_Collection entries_
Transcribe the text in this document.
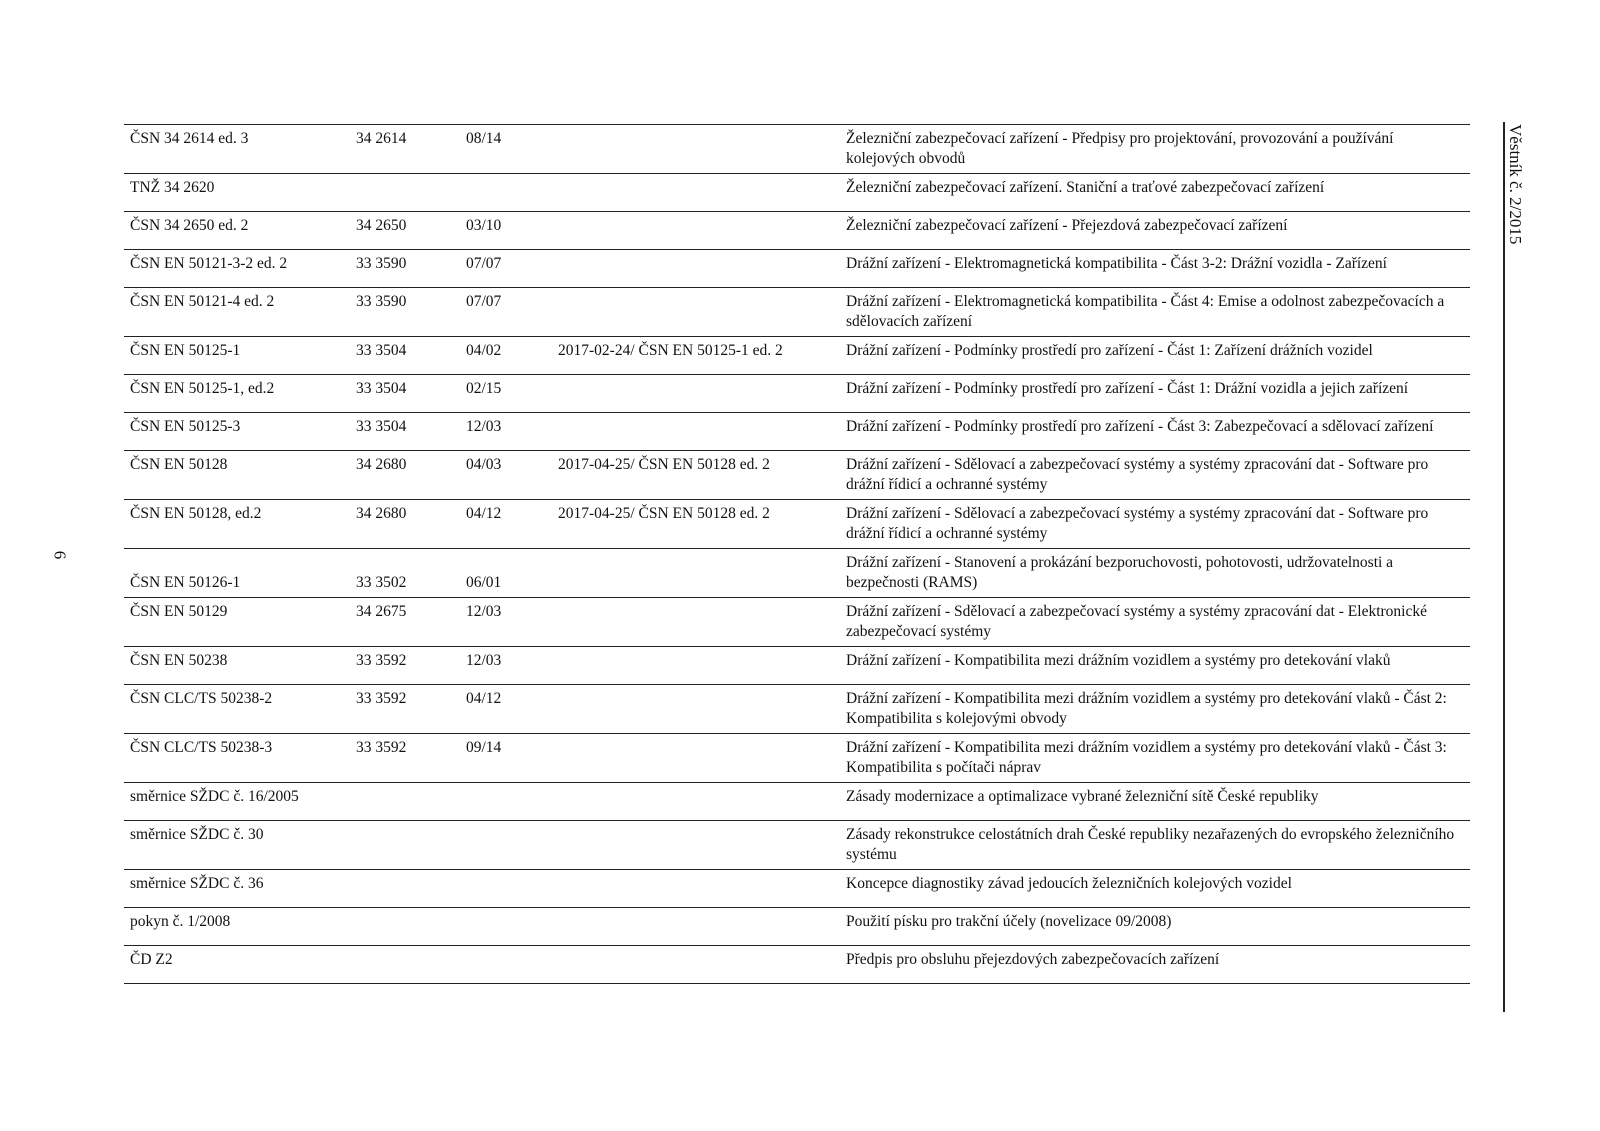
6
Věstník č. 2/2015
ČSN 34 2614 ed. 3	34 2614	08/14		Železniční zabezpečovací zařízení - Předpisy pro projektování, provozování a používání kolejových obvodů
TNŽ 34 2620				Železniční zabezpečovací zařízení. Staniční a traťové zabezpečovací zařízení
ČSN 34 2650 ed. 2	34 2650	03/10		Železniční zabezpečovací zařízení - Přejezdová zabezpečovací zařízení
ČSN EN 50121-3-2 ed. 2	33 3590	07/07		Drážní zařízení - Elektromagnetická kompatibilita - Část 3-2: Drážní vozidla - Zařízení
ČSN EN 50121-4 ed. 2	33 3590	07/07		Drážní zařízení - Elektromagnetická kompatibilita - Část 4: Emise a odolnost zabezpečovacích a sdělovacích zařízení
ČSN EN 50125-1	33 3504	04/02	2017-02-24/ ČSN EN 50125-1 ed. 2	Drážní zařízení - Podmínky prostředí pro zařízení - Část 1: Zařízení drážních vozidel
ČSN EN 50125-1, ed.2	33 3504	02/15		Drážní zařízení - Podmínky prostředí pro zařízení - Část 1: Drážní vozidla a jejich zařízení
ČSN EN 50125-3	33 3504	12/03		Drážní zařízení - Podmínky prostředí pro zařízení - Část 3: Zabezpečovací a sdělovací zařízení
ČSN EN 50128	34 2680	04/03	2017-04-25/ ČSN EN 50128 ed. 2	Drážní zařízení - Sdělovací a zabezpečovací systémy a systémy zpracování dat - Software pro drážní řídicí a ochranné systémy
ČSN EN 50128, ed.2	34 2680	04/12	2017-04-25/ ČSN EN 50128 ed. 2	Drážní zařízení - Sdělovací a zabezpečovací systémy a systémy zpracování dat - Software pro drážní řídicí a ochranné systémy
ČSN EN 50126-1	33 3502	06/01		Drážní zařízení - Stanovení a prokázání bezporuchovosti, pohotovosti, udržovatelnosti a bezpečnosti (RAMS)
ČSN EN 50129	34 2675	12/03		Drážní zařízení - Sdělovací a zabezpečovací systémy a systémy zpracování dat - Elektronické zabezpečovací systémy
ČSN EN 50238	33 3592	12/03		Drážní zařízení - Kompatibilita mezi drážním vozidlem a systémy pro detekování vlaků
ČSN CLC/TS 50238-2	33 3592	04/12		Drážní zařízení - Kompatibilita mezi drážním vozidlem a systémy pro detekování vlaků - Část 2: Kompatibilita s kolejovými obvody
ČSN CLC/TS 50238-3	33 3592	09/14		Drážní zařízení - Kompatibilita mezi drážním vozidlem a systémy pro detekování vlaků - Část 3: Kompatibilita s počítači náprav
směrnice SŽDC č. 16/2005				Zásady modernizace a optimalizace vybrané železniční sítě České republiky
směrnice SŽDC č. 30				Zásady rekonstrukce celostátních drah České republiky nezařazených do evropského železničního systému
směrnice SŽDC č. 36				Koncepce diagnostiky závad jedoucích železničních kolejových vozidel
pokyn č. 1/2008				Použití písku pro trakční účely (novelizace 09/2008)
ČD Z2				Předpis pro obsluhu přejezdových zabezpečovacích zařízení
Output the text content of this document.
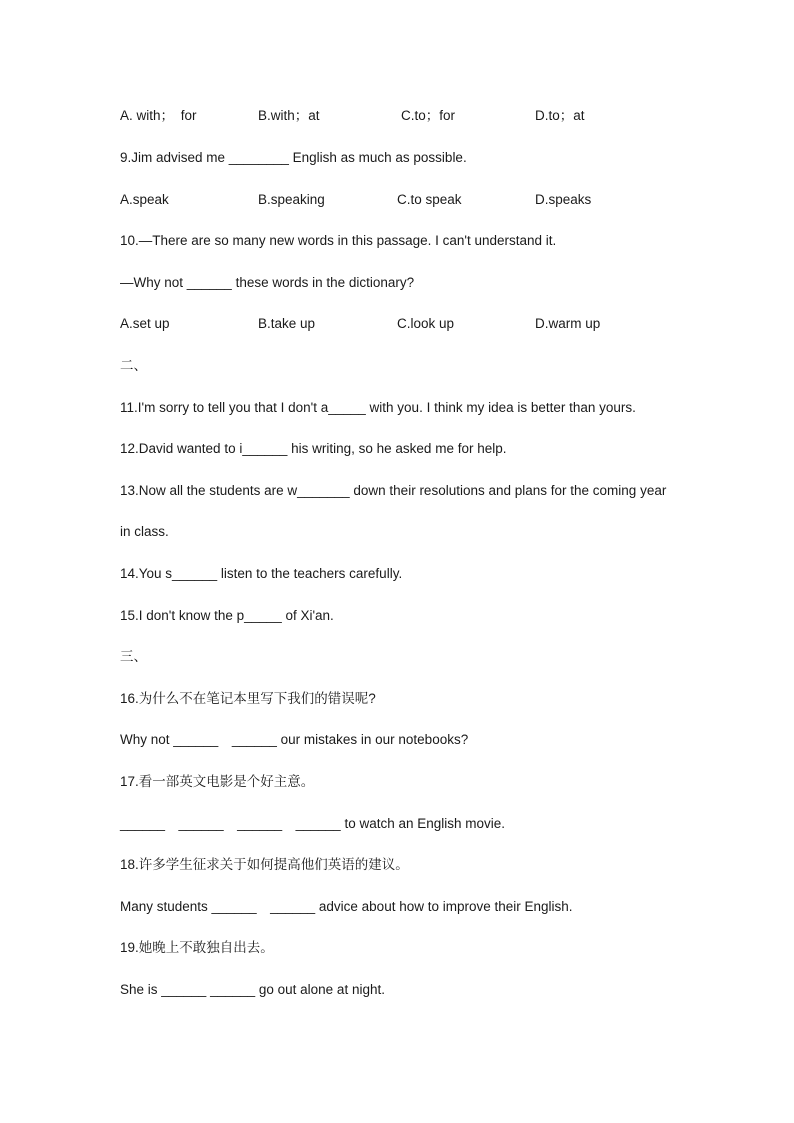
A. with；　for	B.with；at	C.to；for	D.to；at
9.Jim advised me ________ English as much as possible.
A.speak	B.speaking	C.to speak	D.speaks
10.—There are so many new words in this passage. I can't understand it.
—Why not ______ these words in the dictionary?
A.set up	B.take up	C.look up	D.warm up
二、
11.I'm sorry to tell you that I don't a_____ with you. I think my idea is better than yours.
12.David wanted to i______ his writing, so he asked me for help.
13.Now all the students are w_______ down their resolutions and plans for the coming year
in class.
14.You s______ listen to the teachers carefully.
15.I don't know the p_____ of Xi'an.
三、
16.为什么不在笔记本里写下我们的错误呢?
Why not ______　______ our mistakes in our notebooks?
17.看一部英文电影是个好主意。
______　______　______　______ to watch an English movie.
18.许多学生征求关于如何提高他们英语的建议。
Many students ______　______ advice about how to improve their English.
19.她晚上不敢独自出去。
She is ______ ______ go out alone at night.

_Exercise goal_
The listing above needs to be output again exactly. Don't include the pictures.

_Worked solution_
Transcribe the text in this document.
6
Věstník č. 2/2015
ČSN 34 2614 ed. 3	34 2614	08/14		Železniční zabezpečovací zařízení - Předpisy pro projektování, provozování a používání kolejových obvodů
TNŽ 34 2620				Železniční zabezpečovací zařízení. Staniční a traťové zabezpečovací zařízení
ČSN 34 2650 ed. 2	34 2650	03/10		Železniční zabezpečovací zařízení - Přejezdová zabezpečovací zařízení
ČSN EN 50121-3-2 ed. 2	33 3590	07/07		Drážní zařízení - Elektromagnetická kompatibilita - Část 3-2: Drážní vozidla - Zařízení
ČSN EN 50121-4 ed. 2	33 3590	07/07		Drážní zařízení - Elektromagnetická kompatibilita - Část 4: Emise a odolnost zabezpečovacích a sdělovacích zařízení
ČSN EN 50125-1	33 3504	04/02	2017-02-24/ ČSN EN 50125-1 ed. 2	Drážní zařízení - Podmínky prostředí pro zařízení - Část 1: Zařízení drážních vozidel
ČSN EN 50125-1, ed.2	33 3504	02/15		Drážní zařízení - Podmínky prostředí pro zařízení - Část 1: Drážní vozidla a jejich zařízení
ČSN EN 50125-3	33 3504	12/03		Drážní zařízení - Podmínky prostředí pro zařízení - Část 3: Zabezpečovací a sdělovací zařízení
ČSN EN 50128	34 2680	04/03	2017-04-25/ ČSN EN 50128 ed. 2	Drážní zařízení - Sdělovací a zabezpečovací systémy a systémy zpracování dat - Software pro drážní řídicí a ochranné systémy
ČSN EN 50128, ed.2	34 2680	04/12	2017-04-25/ ČSN EN 50128 ed. 2	Drážní zařízení - Sdělovací a zabezpečovací systémy a systémy zpracování dat - Software pro drážní řídicí a ochranné systémy
ČSN EN 50126-1	33 3502	06/01		Drážní zařízení - Stanovení a prokázání bezporuchovosti, pohotovosti, udržovatelnosti a bezpečnosti (RAMS)
ČSN EN 50129	34 2675	12/03		Drážní zařízení - Sdělovací a zabezpečovací systémy a systémy zpracování dat - Elektronické zabezpečovací systémy
ČSN EN 50238	33 3592	12/03		Drážní zařízení - Kompatibilita mezi drážním vozidlem a systémy pro detekování vlaků
ČSN CLC/TS 50238-2	33 3592	04/12		Drážní zařízení - Kompatibilita mezi drážním vozidlem a systémy pro detekování vlaků - Část 2: Kompatibilita s kolejovými obvody
ČSN CLC/TS 50238-3	33 3592	09/14		Drážní zařízení - Kompatibilita mezi drážním vozidlem a systémy pro detekování vlaků - Část 3: Kompatibilita s počítači náprav
směrnice SŽDC č. 16/2005				Zásady modernizace a optimalizace vybrané železniční sítě České republiky
směrnice SŽDC č. 30				Zásady rekonstrukce celostátních drah České republiky nezařazených do evropského železničního systému
směrnice SŽDC č. 36				Koncepce diagnostiky závad jedoucích železničních kolejových vozidel
pokyn č. 1/2008				Použití písku pro trakční účely (novelizace 09/2008)
ČD Z2				Předpis pro obsluhu přejezdových zabezpečovacích zařízení
Output the text content of this document.
A. with；　for	B.with；at	C.to；for	D.to；at
9.Jim advised me ________ English as much as possible.
A.speak	B.speaking	C.to speak	D.speaks
10.—There are so many new words in this passage. I can't understand it.
—Why not ______ these words in the dictionary?
A.set up	B.take up	C.look up	D.warm up
二、
11.I'm sorry to tell you that I don't a_____ with you. I think my idea is better than yours.
12.David wanted to i______ his writing, so he asked me for help.
13.Now all the students are w_______ down their resolutions and plans for the coming year
in class.
14.You s______ listen to the teachers carefully.
15.I don't know the p_____ of Xi'an.
三、
16.为什么不在笔记本里写下我们的错误呢?
Why not ______　______ our mistakes in our notebooks?
17.看一部英文电影是个好主意。
______　______　______　______ to watch an English movie.
18.许多学生征求关于如何提高他们英语的建议。
Many students ______　______ advice about how to improve their English.
19.她晚上不敢独自出去。
She is ______ ______ go out alone at night.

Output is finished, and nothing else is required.